§ **What this task involves**
Write out every entry exactly as given, but omit the pictures.

§ **Entries taken from a collection**
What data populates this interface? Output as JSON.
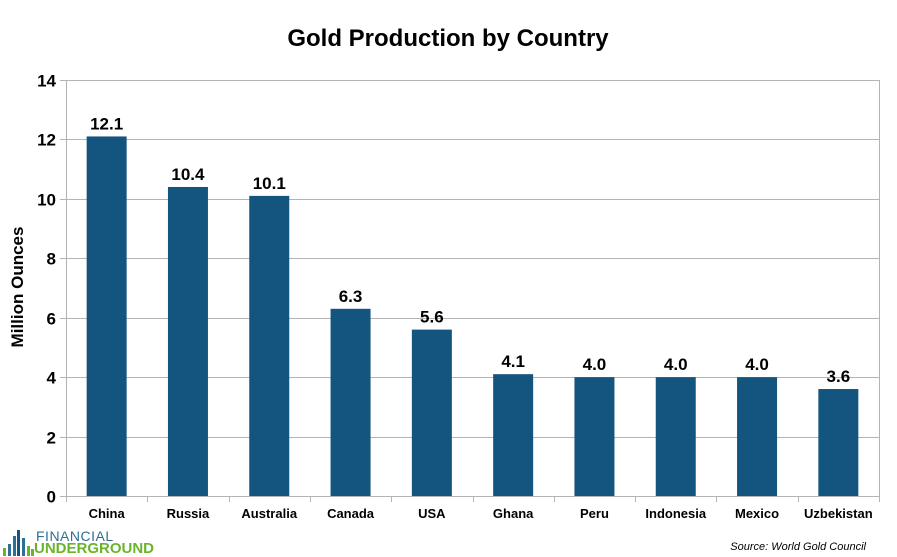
{
  "chart_data": {
    "type": "bar",
    "title": "Gold Production by Country",
    "xlabel": "",
    "ylabel": "Million Ounces",
    "ylim": [
      0,
      14
    ],
    "yticks": [
      0,
      2,
      4,
      6,
      8,
      10,
      12,
      14
    ],
    "grid": true,
    "legend": "none",
    "categories": [
      "China",
      "Russia",
      "Australia",
      "Canada",
      "USA",
      "Ghana",
      "Peru",
      "Indonesia",
      "Mexico",
      "Uzbekistan"
    ],
    "values": [
      12.1,
      10.4,
      10.1,
      6.3,
      5.6,
      4.1,
      4.0,
      4.0,
      4.0,
      3.6
    ],
    "data_labels": [
      "12.1",
      "10.4",
      "10.1",
      "6.3",
      "5.6",
      "4.1",
      "4.0",
      "4.0",
      "4.0",
      "3.6"
    ],
    "bar_color": "#14557f"
  },
  "source": "Source: World Gold Council",
  "logo": {
    "top": "FINANCIAL",
    "bottom": "UNDERGROUND"
  }
}
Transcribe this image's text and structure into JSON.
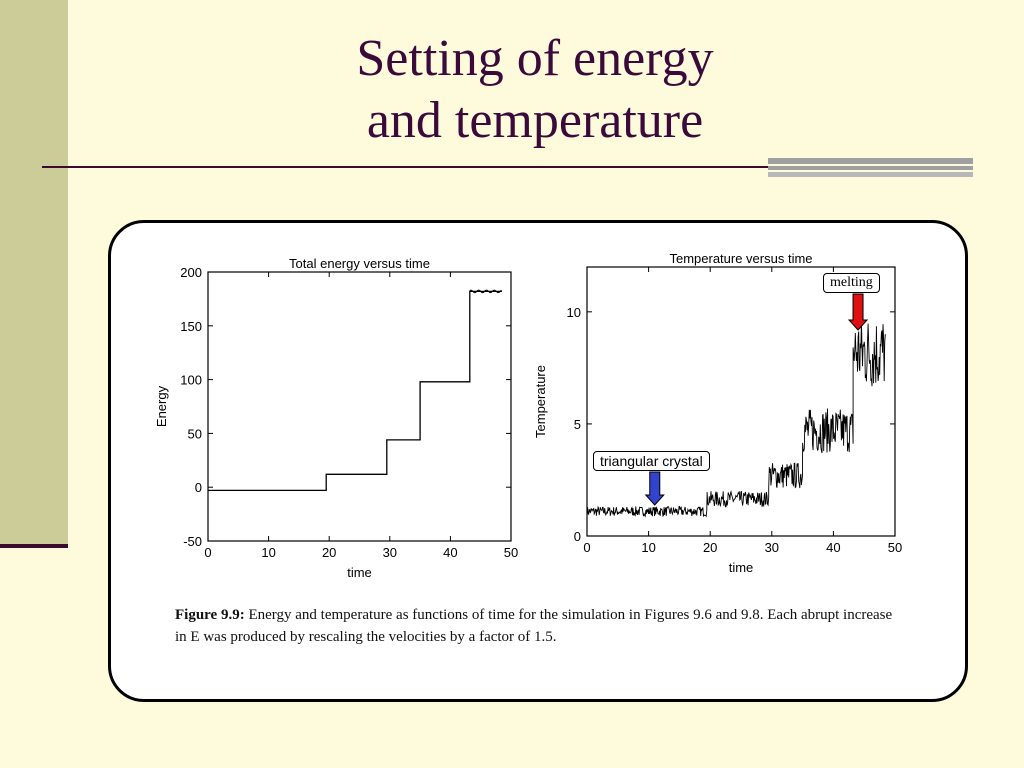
{
  "slide": {
    "title_line1": "Setting of energy",
    "title_line2": "and temperature"
  },
  "chart_data": [
    {
      "type": "line",
      "title": "Total energy versus time",
      "xlabel": "time",
      "ylabel": "Energy",
      "xlim": [
        0,
        50
      ],
      "ylim": [
        -50,
        200
      ],
      "xticks": [
        0,
        10,
        20,
        30,
        40,
        50
      ],
      "yticks": [
        -50,
        0,
        50,
        100,
        150,
        200
      ],
      "steps": [
        {
          "t0": 0,
          "t1": 19.5,
          "E": -3
        },
        {
          "t0": 19.5,
          "t1": 29.5,
          "E": 12
        },
        {
          "t0": 29.5,
          "t1": 35,
          "E": 44
        },
        {
          "t0": 35,
          "t1": 43.2,
          "E": 98
        },
        {
          "t0": 43.2,
          "t1": 48.5,
          "E": 182
        }
      ]
    },
    {
      "type": "line",
      "title": "Temperature versus time",
      "xlabel": "time",
      "ylabel": "Temperature",
      "xlim": [
        0,
        50
      ],
      "ylim": [
        0,
        12
      ],
      "xticks": [
        0,
        10,
        20,
        30,
        40,
        50
      ],
      "yticks": [
        0,
        5,
        10
      ],
      "segments": [
        {
          "t0": 0,
          "t1": 19.5,
          "mean": 1.1,
          "noise": 0.22
        },
        {
          "t0": 19.5,
          "t1": 29.5,
          "mean": 1.65,
          "noise": 0.35
        },
        {
          "t0": 29.5,
          "t1": 35,
          "mean": 2.7,
          "noise": 0.6
        },
        {
          "t0": 35,
          "t1": 43.2,
          "mean": 4.7,
          "noise": 1.0
        },
        {
          "t0": 43.2,
          "t1": 48.5,
          "mean": 8.2,
          "noise": 1.7
        }
      ],
      "annotations": [
        {
          "label": "triangular crystal",
          "t": 11,
          "color": "#3344cc"
        },
        {
          "label": "melting",
          "t": 44,
          "color": "#e01010"
        }
      ]
    }
  ],
  "caption": {
    "label": "Figure 9.9:",
    "text": "Energy and temperature as functions of time for the simulation in Figures 9.6 and 9.8. Each abrupt increase in E was produced by rescaling the velocities by a factor of 1.5."
  }
}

§ **Solution to this problem**
What data populates this interface? Output as JSON.
{
  "chart_data": {
    "type": "bar",
    "title": "Gold Production by Country",
    "xlabel": "",
    "ylabel": "Million Ounces",
    "ylim": [
      0,
      14
    ],
    "yticks": [
      0,
      2,
      4,
      6,
      8,
      10,
      12,
      14
    ],
    "grid": true,
    "legend": "none",
    "categories": [
      "China",
      "Russia",
      "Australia",
      "Canada",
      "USA",
      "Ghana",
      "Peru",
      "Indonesia",
      "Mexico",
      "Uzbekistan"
    ],
    "values": [
      12.1,
      10.4,
      10.1,
      6.3,
      5.6,
      4.1,
      4.0,
      4.0,
      4.0,
      3.6
    ],
    "data_labels": [
      "12.1",
      "10.4",
      "10.1",
      "6.3",
      "5.6",
      "4.1",
      "4.0",
      "4.0",
      "4.0",
      "3.6"
    ],
    "bar_color": "#14557f"
  },
  "source": "Source: World Gold Council",
  "logo": {
    "top": "FINANCIAL",
    "bottom": "UNDERGROUND"
  }
}
Transcribe this image's text and structure into JSON.
{
  "slide": {
    "title_line1": "Setting of energy",
    "title_line2": "and temperature"
  },
  "chart_data": [
    {
      "type": "line",
      "title": "Total energy versus time",
      "xlabel": "time",
      "ylabel": "Energy",
      "xlim": [
        0,
        50
      ],
      "ylim": [
        -50,
        200
      ],
      "xticks": [
        0,
        10,
        20,
        30,
        40,
        50
      ],
      "yticks": [
        -50,
        0,
        50,
        100,
        150,
        200
      ],
      "steps": [
        {
          "t0": 0,
          "t1": 19.5,
          "E": -3
        },
        {
          "t0": 19.5,
          "t1": 29.5,
          "E": 12
        },
        {
          "t0": 29.5,
          "t1": 35,
          "E": 44
        },
        {
          "t0": 35,
          "t1": 43.2,
          "E": 98
        },
        {
          "t0": 43.2,
          "t1": 48.5,
          "E": 182
        }
      ]
    },
    {
      "type": "line",
      "title": "Temperature versus time",
      "xlabel": "time",
      "ylabel": "Temperature",
      "xlim": [
        0,
        50
      ],
      "ylim": [
        0,
        12
      ],
      "xticks": [
        0,
        10,
        20,
        30,
        40,
        50
      ],
      "yticks": [
        0,
        5,
        10
      ],
      "segments": [
        {
          "t0": 0,
          "t1": 19.5,
          "mean": 1.1,
          "noise": 0.22
        },
        {
          "t0": 19.5,
          "t1": 29.5,
          "mean": 1.65,
          "noise": 0.35
        },
        {
          "t0": 29.5,
          "t1": 35,
          "mean": 2.7,
          "noise": 0.6
        },
        {
          "t0": 35,
          "t1": 43.2,
          "mean": 4.7,
          "noise": 1.0
        },
        {
          "t0": 43.2,
          "t1": 48.5,
          "mean": 8.2,
          "noise": 1.7
        }
      ],
      "annotations": [
        {
          "label": "triangular crystal",
          "t": 11,
          "color": "#3344cc"
        },
        {
          "label": "melting",
          "t": 44,
          "color": "#e01010"
        }
      ]
    }
  ],
  "caption": {
    "label": "Figure 9.9:",
    "text": "Energy and temperature as functions of time for the simulation in Figures 9.6 and 9.8. Each abrupt increase in E was produced by rescaling the velocities by a factor of 1.5."
  }
}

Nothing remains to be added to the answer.